* **EXERCISE DESCRIPTION**:
Could you give the data below again, exactly and completely?

* **DATA PROVIDED**:

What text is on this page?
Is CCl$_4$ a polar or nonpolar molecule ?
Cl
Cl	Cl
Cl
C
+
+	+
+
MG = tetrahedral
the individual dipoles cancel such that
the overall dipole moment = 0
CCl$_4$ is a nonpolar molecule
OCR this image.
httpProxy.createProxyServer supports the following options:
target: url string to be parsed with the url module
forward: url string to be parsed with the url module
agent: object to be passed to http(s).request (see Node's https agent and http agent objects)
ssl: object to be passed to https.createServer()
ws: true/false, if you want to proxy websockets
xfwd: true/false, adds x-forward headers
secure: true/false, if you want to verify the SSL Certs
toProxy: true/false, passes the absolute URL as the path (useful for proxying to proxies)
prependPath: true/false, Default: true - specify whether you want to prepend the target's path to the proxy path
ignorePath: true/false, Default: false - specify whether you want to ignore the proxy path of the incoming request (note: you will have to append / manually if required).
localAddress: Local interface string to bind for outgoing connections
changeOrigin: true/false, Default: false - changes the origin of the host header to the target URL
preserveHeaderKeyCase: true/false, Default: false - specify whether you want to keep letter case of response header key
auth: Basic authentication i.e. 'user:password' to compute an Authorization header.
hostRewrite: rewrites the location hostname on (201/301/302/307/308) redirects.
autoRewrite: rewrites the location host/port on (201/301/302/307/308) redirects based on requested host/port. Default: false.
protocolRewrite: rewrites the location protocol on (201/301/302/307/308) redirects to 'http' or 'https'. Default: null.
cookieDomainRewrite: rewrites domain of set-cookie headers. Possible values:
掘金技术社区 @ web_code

* **RESPONSE TO THIS EXERCISE**:
What text is on this page?
Is CCl$_4$ a polar or nonpolar molecule ?
Cl
Cl	Cl
Cl
C
+
+	+
+
MG = tetrahedral
the individual dipoles cancel such that
the overall dipole moment = 0
CCl$_4$ is a nonpolar molecule
OCR this image.
httpProxy.createProxyServer supports the following options:
target: url string to be parsed with the url module
forward: url string to be parsed with the url module
agent: object to be passed to http(s).request (see Node's https agent and http agent objects)
ssl: object to be passed to https.createServer()
ws: true/false, if you want to proxy websockets
xfwd: true/false, adds x-forward headers
secure: true/false, if you want to verify the SSL Certs
toProxy: true/false, passes the absolute URL as the path (useful for proxying to proxies)
prependPath: true/false, Default: true - specify whether you want to prepend the target's path to the proxy path
ignorePath: true/false, Default: false - specify whether you want to ignore the proxy path of the incoming request (note: you will have to append / manually if required).
localAddress: Local interface string to bind for outgoing connections
changeOrigin: true/false, Default: false - changes the origin of the host header to the target URL
preserveHeaderKeyCase: true/false, Default: false - specify whether you want to keep letter case of response header key
auth: Basic authentication i.e. 'user:password' to compute an Authorization header.
hostRewrite: rewrites the location hostname on (201/301/302/307/308) redirects.
autoRewrite: rewrites the location host/port on (201/301/302/307/308) redirects based on requested host/port. Default: false.
protocolRewrite: rewrites the location protocol on (201/301/302/307/308) redirects to 'http' or 'https'. Default: null.
cookieDomainRewrite: rewrites domain of set-cookie headers. Possible values:
掘金技术社区 @ web_code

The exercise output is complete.